_The request:_
Locate all lines with the word "even". Copy them.

_Stored data entries:_

........

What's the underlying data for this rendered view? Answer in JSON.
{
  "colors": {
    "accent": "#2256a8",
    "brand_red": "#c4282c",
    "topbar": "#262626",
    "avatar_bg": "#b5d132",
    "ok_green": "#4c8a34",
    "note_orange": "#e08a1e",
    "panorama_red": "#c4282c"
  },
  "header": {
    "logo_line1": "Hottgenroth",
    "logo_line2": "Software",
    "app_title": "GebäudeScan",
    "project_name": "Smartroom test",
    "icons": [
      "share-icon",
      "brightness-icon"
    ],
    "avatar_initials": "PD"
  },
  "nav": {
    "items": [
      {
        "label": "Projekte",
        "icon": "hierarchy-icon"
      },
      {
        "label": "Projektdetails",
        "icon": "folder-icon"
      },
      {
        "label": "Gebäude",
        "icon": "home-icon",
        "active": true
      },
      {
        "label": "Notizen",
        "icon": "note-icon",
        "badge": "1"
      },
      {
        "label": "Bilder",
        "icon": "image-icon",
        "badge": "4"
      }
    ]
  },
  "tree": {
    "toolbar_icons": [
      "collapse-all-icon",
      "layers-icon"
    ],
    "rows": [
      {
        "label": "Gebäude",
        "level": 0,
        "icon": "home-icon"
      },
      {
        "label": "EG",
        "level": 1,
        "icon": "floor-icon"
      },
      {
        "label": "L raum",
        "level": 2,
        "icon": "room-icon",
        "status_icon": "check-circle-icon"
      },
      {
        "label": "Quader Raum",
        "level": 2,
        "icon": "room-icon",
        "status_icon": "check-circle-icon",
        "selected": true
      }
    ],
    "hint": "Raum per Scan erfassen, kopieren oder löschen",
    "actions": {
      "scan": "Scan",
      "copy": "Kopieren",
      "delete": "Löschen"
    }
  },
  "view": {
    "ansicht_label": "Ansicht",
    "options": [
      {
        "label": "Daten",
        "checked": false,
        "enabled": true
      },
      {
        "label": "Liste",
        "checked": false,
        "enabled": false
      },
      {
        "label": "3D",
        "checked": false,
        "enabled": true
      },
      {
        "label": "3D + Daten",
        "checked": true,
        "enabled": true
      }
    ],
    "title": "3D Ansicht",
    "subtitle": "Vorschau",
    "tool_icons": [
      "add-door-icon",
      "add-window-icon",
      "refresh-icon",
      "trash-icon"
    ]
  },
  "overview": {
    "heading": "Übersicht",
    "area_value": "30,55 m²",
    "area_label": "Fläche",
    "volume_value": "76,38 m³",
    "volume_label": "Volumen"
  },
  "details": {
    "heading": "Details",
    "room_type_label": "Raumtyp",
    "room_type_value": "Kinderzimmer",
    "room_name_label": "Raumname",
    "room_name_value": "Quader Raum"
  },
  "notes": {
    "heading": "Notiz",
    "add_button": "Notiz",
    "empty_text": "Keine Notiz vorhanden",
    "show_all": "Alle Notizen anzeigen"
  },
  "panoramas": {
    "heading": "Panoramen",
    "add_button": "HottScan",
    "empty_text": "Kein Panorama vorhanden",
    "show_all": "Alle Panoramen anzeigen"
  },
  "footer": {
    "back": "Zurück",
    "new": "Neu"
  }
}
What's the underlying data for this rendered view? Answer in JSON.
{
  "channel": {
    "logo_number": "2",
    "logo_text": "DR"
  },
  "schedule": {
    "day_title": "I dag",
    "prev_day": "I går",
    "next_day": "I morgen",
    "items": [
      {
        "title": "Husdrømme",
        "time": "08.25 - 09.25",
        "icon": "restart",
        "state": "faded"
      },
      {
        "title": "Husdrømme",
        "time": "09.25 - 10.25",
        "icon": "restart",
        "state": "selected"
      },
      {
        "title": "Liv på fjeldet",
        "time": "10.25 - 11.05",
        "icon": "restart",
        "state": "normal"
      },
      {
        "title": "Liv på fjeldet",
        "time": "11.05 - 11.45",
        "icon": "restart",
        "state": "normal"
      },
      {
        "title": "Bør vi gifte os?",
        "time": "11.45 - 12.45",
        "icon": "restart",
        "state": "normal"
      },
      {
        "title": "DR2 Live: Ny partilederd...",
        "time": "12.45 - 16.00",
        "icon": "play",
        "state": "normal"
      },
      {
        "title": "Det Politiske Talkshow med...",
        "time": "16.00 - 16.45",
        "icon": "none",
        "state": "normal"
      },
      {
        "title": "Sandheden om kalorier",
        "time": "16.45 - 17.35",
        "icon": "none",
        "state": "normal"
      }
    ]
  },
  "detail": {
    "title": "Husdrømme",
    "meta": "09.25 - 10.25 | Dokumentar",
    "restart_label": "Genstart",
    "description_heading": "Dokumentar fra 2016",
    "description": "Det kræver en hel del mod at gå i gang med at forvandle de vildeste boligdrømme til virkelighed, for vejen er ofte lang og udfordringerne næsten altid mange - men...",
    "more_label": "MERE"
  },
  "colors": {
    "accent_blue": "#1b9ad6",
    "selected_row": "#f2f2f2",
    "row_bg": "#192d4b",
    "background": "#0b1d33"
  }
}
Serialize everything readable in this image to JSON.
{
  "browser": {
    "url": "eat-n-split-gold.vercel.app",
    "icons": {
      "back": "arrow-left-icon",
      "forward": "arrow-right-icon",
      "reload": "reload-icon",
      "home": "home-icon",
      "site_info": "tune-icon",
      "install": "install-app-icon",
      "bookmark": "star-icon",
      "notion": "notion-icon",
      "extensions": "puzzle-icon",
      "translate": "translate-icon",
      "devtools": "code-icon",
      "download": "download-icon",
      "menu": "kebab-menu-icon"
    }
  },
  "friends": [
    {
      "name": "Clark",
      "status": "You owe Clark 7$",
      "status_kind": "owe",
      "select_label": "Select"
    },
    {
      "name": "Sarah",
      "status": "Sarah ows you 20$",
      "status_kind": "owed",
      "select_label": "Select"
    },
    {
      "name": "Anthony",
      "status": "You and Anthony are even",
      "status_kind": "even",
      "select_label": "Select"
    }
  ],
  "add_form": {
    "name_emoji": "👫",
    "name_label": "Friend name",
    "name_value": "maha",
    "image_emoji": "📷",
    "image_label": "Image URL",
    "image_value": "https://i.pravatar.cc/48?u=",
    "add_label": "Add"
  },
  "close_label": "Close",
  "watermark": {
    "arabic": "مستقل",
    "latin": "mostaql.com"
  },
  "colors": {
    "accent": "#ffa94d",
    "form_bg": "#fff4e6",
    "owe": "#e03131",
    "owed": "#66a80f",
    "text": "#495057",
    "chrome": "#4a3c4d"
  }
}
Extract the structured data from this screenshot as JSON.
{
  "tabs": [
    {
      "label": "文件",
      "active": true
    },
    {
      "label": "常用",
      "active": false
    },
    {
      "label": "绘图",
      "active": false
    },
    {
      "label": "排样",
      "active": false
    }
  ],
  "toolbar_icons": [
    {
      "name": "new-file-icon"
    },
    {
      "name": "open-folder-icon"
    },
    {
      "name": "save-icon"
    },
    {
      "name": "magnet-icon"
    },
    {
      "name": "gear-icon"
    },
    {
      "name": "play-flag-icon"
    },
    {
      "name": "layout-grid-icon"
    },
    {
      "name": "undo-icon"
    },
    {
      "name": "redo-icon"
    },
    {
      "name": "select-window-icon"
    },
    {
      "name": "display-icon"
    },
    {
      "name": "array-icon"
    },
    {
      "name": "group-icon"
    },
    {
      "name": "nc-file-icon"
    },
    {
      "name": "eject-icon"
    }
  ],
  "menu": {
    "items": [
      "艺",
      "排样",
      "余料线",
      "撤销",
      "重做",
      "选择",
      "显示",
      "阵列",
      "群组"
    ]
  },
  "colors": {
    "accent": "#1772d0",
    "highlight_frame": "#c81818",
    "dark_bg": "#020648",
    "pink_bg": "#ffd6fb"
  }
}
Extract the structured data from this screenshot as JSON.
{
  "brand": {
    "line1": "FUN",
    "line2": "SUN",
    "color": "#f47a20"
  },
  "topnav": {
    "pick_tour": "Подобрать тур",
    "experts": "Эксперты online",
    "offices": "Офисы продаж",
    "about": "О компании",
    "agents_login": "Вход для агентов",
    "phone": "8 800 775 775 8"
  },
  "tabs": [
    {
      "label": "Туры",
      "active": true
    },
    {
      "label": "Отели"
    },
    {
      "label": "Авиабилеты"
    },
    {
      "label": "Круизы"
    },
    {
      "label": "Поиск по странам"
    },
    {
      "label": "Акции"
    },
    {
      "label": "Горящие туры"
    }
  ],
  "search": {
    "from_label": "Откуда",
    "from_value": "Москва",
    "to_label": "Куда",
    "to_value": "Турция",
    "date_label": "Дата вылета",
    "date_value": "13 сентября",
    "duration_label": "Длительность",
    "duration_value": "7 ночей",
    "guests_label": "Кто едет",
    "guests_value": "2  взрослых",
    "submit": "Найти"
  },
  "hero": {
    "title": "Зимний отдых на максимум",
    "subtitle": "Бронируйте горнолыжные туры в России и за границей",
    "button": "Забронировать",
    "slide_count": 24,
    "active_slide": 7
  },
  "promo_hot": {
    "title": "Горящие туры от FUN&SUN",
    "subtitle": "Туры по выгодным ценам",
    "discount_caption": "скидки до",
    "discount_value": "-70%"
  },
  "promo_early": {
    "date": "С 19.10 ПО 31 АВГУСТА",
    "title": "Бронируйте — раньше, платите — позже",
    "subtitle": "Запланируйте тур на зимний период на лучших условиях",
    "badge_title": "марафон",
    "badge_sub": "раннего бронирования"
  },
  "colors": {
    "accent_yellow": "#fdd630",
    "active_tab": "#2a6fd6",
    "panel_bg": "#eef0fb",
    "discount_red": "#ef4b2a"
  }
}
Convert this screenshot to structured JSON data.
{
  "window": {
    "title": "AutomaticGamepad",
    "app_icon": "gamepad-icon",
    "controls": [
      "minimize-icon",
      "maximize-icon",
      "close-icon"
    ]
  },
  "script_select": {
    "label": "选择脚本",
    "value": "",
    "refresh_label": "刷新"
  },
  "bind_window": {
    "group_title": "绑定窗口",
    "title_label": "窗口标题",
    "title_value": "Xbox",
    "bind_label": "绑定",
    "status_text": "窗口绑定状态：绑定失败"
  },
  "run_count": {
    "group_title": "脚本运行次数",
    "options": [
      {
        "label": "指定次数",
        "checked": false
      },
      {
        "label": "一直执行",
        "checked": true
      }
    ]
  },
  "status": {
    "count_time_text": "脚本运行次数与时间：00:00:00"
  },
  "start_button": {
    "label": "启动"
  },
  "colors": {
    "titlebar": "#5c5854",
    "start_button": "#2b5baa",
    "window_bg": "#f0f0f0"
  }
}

........

_Final answer:_
      "status": "You and Anthony are even",
      "status_kind": "even",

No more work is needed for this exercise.